### Data in this exercise ###

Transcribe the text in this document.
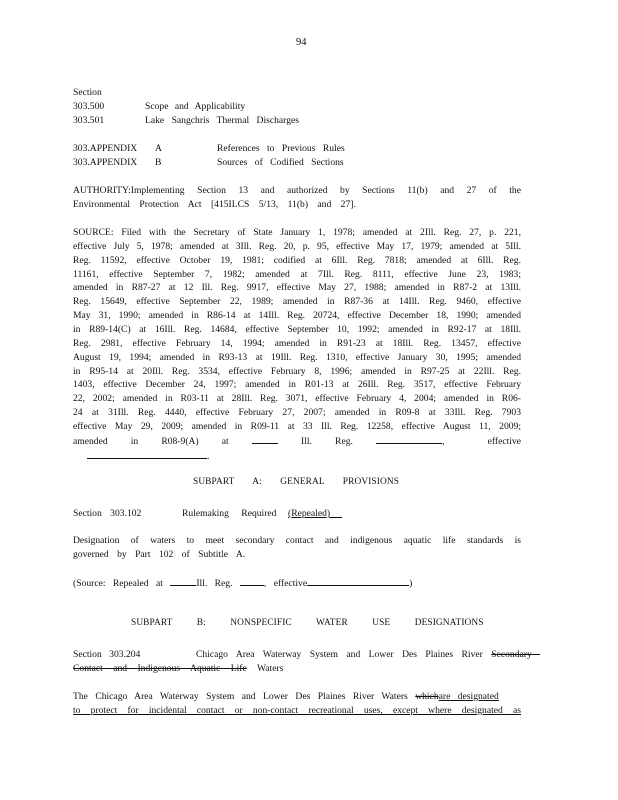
94
Section
303.500	Scope and Applicability
303.501	Lake Sangchris Thermal Discharges
303.APPENDIX A	References to Previous Rules
303.APPENDIX B	Sources of Codified Sections
AUTHORITY:Implementing Section 13 and authorized by Sections 11(b) and 27 of the
Environmental Protection Act [415ILCS 5/13, 11(b) and 27].
SOURCE: Filed with the Secretary of State January 1, 1978; amended at 2Ill. Reg. 27, p. 221,
effective July 5, 1978; amended at 3Ill. Reg. 20, p. 95, effective May 17, 1979; amended at 5Ill.
Reg. 11592, effective October 19, 1981; codified at 6Ill. Reg. 7818; amended at 6Ill. Reg.
11161, effective September 7, 1982; amended at 7Ill. Reg. 8111, effective June 23, 1983;
amended in R87-27 at 12 Ill. Reg. 9917, effective May 27, 1988; amended in R87-2 at 13Ill.
Reg. 15649, effective September 22, 1989; amended in R87-36 at 14Ill. Reg. 9460, effective
May 31, 1990; amended in R86-14 at 14Ill. Reg. 20724, effective December 18, 1990; amended
in R89-14(C) at 16Ill. Reg. 14684, effective September 10, 1992; amended in R92-17 at 18Ill.
Reg. 2981, effective February 14, 1994; amended in R91-23 at 18Ill. Reg. 13457, effective
August 19, 1994; amended in R93-13 at 19Ill. Reg. 1310, effective January 30, 1995; amended
in R95-14 at 20Ill. Reg. 3534, effective February 8, 1996; amended in R97-25 at 22Ill. Reg.
1403, effective December 24, 1997; amended in R01-13 at 26Ill. Reg. 3517, effective February
22, 2002; amended in R03-11 at 28Ill. Reg. 3071, effective February 4, 2004; amended in R06-
24 at 31Ill. Reg. 4440, effective February 27, 2007; amended in R09-8 at 33Ill. Reg. 7903
effective May 29, 2009; amended in R09-11 at 33 Ill. Reg. 12258, effective August 11, 2009;
amended in R08-9(A) at	Ill. Reg.	,	effective .
SUBPART A: GENERAL PROVISIONS
Section 303.102	Rulemaking Required (Repealed)
Designation of waters to meet secondary contact and indigenous aquatic life standards is
governed by Part 102 of Subtitle A.
(Source: Repealed at	Ill. Reg.	, effective	)
SUBPART B: NONSPECIFIC WATER USE DESIGNATIONS
Section 303.204	Chicago Area Waterway System and Lower Des Plaines River Secondary
Contact and Indigenous Aquatic Life Waters
The Chicago Area Waterway System and Lower Des Plaines River Waters whichare designated
to protect for incidental contact or non-contact recreational uses, except where designated as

###

▶ What you need to do
Locate all lines that include the word "February" and copy them out.

▶ Exercise result
Reg. 2981, effective February 14, 1994; amended in R91-23 at 18Ill. Reg. 13457, effective
in R95-14 at 20Ill. Reg. 3534, effective February 8, 1996; amended in R97-25 at 22Ill. Reg.
1403, effective December 24, 1997; amended in R01-13 at 26Ill. Reg. 3517, effective February
22, 2002; amended in R03-11 at 28Ill. Reg. 3071, effective February 4, 2004; amended in R06-
24 at 31Ill. Reg. 4440, effective February 27, 2007; amended in R09-8 at 33Ill. Reg. 7903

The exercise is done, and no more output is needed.